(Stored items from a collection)
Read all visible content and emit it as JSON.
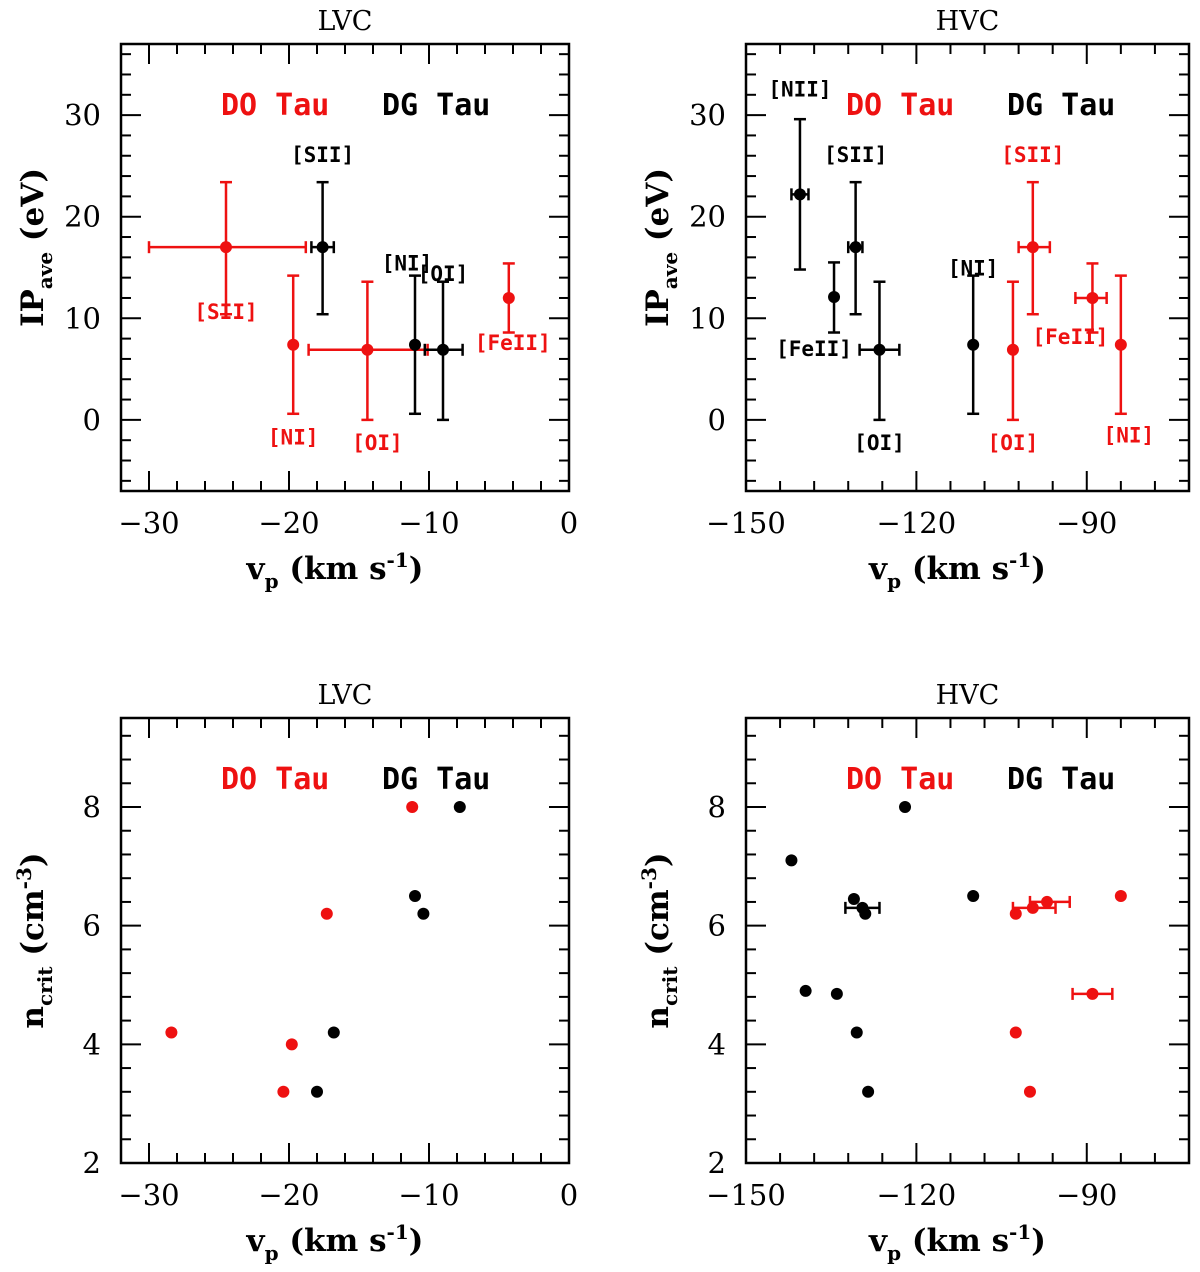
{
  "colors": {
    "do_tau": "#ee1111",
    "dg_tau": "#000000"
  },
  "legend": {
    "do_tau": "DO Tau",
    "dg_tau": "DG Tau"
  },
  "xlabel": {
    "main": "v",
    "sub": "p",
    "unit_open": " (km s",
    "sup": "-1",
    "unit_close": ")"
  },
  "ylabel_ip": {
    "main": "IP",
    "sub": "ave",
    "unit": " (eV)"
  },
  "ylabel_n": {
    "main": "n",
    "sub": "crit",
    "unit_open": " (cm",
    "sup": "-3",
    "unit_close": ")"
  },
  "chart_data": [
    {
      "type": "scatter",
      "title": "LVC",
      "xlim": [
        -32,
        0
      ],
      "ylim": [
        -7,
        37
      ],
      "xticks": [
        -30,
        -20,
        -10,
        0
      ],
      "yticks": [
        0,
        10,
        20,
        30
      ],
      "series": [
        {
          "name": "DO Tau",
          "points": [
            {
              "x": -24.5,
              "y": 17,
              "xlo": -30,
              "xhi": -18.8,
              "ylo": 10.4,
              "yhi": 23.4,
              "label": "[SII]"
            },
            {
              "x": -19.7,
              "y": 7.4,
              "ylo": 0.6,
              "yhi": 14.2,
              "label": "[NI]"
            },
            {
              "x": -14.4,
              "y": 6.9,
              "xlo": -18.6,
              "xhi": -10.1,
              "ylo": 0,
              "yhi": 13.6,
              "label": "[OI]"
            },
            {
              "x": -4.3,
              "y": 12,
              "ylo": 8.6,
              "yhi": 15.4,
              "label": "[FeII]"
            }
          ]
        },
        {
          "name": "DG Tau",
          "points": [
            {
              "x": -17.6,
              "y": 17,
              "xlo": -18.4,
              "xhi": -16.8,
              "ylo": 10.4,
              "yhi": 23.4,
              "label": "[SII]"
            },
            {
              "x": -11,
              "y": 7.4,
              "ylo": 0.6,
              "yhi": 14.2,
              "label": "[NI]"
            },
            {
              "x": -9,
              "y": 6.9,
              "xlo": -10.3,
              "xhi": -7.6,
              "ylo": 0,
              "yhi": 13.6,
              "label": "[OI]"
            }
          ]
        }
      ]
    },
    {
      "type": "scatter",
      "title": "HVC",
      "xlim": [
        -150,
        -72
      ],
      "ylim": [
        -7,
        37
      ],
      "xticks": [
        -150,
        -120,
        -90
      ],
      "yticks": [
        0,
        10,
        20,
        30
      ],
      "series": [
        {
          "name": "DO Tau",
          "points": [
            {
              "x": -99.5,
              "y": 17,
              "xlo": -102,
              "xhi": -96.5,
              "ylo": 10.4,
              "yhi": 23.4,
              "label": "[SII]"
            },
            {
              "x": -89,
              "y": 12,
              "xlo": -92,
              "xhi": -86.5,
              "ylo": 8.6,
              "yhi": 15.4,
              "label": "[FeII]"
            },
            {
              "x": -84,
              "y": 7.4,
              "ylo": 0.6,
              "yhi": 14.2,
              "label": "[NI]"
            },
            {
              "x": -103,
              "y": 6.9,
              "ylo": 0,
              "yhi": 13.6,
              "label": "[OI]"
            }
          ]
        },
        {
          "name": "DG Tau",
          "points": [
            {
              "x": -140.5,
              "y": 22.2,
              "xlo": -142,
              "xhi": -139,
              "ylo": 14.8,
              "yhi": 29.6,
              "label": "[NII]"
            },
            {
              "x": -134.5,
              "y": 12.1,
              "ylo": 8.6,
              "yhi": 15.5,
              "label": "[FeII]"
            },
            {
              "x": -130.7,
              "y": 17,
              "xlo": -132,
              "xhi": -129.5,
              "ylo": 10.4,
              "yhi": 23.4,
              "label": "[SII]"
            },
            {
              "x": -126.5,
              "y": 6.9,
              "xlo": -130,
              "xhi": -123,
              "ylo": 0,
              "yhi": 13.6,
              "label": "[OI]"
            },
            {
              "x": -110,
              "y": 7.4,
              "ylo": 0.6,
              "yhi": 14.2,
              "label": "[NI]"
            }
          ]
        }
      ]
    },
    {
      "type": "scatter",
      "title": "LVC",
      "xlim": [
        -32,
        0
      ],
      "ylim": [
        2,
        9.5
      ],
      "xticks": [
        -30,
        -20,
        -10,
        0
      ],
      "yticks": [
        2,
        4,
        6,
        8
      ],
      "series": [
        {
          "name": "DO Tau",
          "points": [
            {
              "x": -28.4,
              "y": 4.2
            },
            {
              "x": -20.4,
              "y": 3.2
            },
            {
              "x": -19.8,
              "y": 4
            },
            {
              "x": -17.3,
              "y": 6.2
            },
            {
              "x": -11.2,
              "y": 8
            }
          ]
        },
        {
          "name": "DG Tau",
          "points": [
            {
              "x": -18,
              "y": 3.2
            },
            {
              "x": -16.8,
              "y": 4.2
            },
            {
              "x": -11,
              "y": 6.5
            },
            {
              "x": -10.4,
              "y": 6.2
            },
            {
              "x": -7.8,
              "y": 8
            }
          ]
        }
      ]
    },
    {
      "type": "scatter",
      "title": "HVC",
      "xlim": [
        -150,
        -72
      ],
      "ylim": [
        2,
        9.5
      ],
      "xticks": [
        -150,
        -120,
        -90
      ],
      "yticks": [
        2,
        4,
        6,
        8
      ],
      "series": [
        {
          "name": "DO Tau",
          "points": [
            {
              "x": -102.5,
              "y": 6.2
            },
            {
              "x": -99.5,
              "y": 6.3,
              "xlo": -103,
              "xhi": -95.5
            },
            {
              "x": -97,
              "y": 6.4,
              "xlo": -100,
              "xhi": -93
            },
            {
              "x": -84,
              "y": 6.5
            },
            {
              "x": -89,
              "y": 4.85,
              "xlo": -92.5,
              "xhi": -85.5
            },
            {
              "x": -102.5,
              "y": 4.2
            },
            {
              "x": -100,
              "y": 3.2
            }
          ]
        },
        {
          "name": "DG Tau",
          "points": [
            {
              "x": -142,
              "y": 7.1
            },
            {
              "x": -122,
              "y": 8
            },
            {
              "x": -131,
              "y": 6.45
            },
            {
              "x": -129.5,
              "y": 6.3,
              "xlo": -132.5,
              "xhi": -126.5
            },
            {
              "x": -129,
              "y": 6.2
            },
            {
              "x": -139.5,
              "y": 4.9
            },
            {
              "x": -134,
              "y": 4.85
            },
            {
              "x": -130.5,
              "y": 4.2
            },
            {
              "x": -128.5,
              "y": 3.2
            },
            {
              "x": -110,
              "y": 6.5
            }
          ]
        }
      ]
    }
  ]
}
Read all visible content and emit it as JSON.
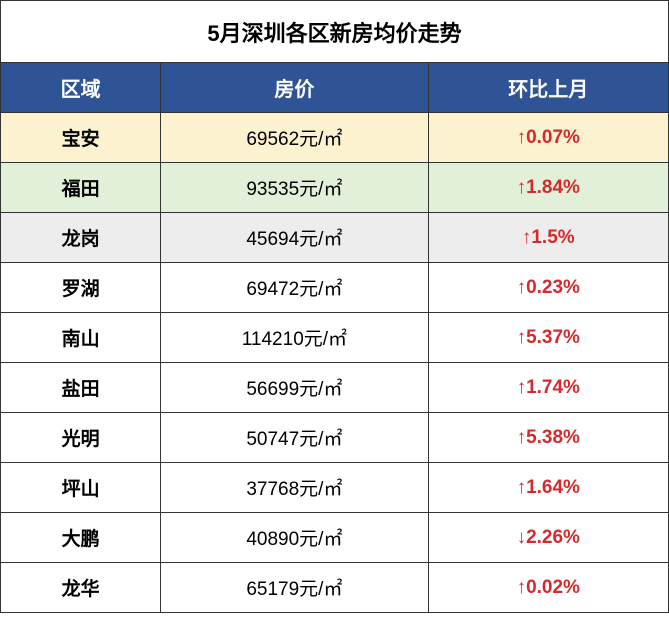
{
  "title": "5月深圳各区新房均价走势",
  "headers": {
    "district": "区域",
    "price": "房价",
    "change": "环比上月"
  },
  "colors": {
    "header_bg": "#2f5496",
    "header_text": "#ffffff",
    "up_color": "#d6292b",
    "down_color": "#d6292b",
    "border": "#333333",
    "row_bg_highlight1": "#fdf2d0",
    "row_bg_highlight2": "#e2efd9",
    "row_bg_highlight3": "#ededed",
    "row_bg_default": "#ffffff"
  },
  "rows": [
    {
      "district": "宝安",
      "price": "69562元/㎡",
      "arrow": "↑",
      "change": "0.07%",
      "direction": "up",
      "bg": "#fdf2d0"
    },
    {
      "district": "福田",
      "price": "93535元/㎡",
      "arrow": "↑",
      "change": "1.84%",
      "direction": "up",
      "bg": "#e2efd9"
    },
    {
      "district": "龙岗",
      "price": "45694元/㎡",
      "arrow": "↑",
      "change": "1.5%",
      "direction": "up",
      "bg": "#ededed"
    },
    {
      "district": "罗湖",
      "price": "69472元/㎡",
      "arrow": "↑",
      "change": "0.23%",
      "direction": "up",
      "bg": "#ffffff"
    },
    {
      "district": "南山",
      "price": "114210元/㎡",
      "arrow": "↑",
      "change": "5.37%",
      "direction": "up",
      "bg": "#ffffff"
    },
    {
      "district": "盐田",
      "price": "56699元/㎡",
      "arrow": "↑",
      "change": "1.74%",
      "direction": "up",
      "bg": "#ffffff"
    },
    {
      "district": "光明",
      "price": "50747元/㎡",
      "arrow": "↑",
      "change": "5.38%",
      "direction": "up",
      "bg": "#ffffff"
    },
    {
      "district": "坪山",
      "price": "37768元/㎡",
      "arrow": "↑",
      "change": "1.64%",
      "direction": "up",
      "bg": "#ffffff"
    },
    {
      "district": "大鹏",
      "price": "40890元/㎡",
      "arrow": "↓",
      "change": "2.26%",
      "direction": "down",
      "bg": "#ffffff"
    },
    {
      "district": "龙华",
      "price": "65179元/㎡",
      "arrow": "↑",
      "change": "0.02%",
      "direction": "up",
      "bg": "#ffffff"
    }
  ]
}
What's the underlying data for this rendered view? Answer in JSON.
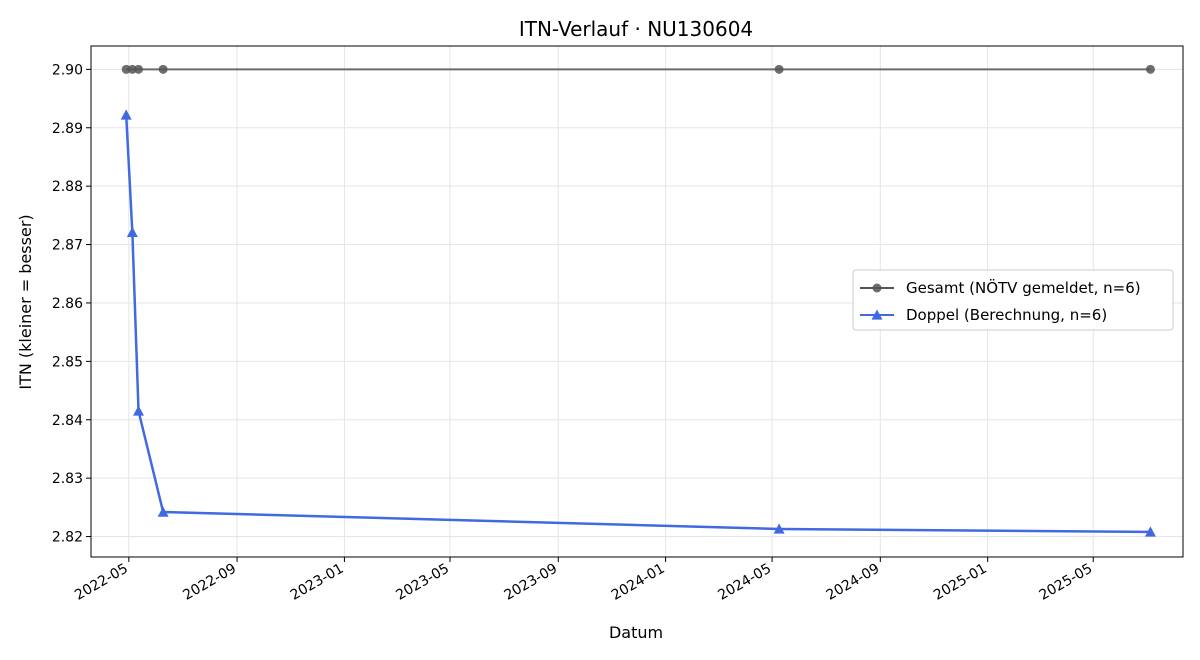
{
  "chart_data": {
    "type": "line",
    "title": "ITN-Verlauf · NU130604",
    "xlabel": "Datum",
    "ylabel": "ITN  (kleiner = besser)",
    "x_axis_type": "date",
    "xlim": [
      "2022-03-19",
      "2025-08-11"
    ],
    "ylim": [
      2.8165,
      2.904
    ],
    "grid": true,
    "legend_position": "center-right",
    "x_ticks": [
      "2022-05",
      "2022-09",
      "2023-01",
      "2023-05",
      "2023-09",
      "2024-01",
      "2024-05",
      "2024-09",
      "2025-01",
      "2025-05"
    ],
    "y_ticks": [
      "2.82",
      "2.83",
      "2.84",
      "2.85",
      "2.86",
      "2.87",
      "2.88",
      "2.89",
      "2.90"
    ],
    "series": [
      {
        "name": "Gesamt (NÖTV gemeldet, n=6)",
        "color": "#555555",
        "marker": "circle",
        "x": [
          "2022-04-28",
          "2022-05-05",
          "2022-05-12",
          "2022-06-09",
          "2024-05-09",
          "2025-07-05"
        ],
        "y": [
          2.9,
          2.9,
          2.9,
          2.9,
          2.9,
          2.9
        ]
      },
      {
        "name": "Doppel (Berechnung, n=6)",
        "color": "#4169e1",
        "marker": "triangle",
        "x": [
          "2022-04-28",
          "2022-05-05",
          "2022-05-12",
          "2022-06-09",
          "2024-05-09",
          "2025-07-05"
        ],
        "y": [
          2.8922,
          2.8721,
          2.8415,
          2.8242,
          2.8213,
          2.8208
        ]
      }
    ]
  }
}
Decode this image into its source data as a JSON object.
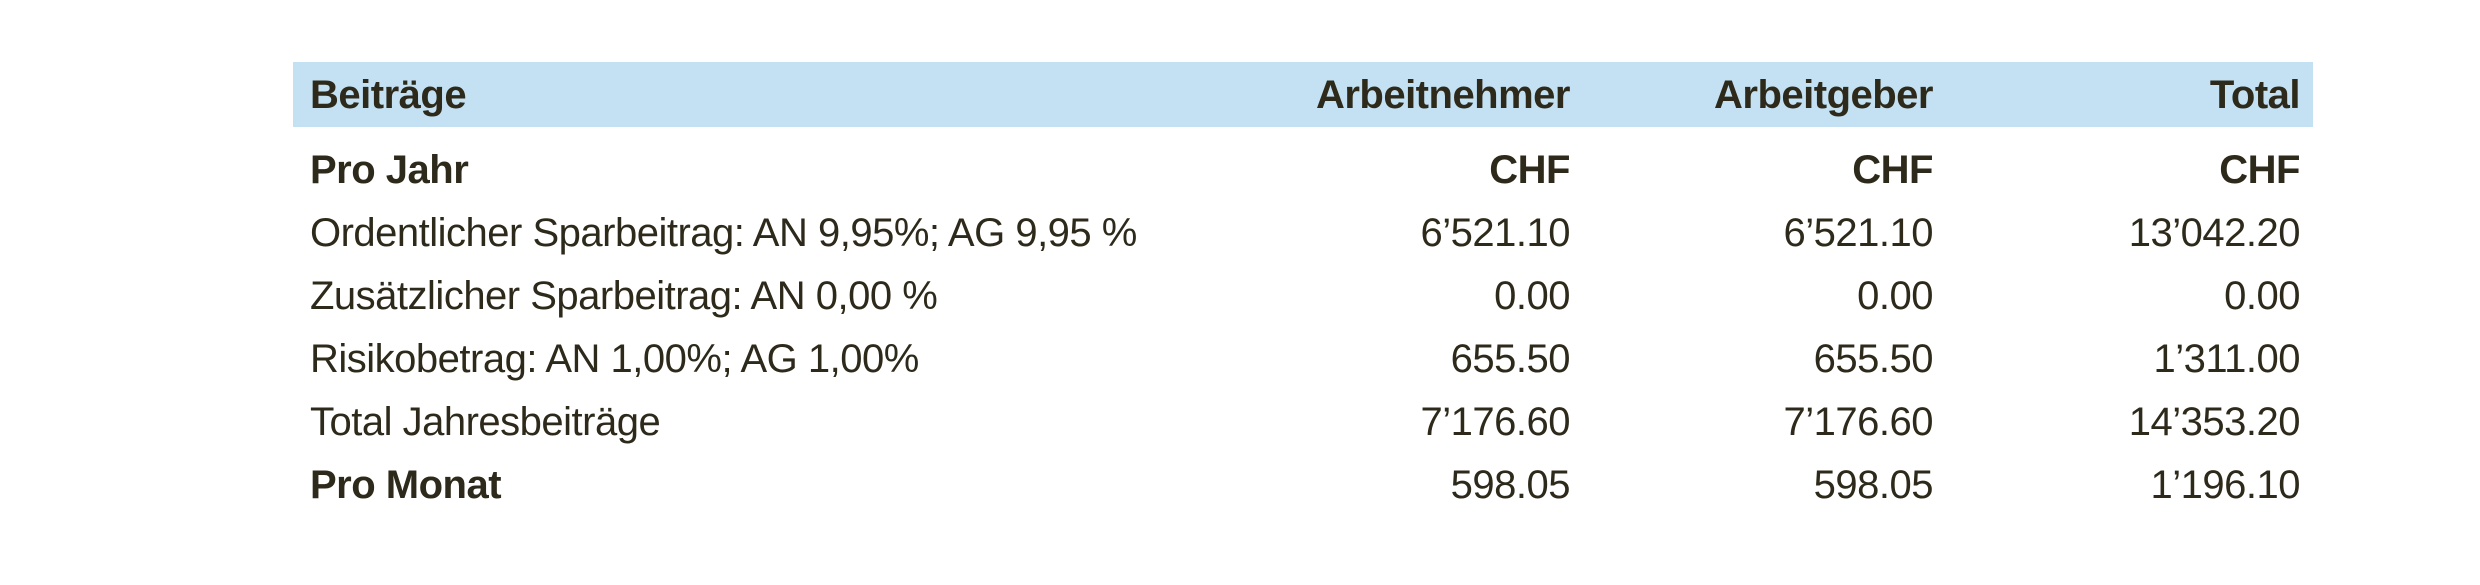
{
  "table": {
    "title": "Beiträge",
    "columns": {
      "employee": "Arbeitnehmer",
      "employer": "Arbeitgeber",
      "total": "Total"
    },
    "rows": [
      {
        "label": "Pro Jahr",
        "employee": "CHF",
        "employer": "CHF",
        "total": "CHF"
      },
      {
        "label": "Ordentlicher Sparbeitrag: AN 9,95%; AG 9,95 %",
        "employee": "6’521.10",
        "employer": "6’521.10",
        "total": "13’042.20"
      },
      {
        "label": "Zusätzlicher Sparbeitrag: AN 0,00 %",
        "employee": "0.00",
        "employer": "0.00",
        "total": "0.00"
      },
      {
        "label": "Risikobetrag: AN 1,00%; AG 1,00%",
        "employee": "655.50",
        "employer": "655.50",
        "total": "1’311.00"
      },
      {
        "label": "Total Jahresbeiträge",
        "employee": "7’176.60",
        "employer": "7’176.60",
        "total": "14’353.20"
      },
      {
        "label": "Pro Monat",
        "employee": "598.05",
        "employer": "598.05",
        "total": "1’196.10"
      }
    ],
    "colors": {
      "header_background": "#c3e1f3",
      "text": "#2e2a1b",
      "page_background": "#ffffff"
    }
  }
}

— GIVEN INSTRUCTION —
Check each line of the entries above, and show every one holding the word "Sparbeitrag".

— RESULT —
        "label": "Ordentlicher Sparbeitrag: AN 9,95%; AG 9,95 %",
        "label": "Zusätzlicher Sparbeitrag: AN 0,00 %",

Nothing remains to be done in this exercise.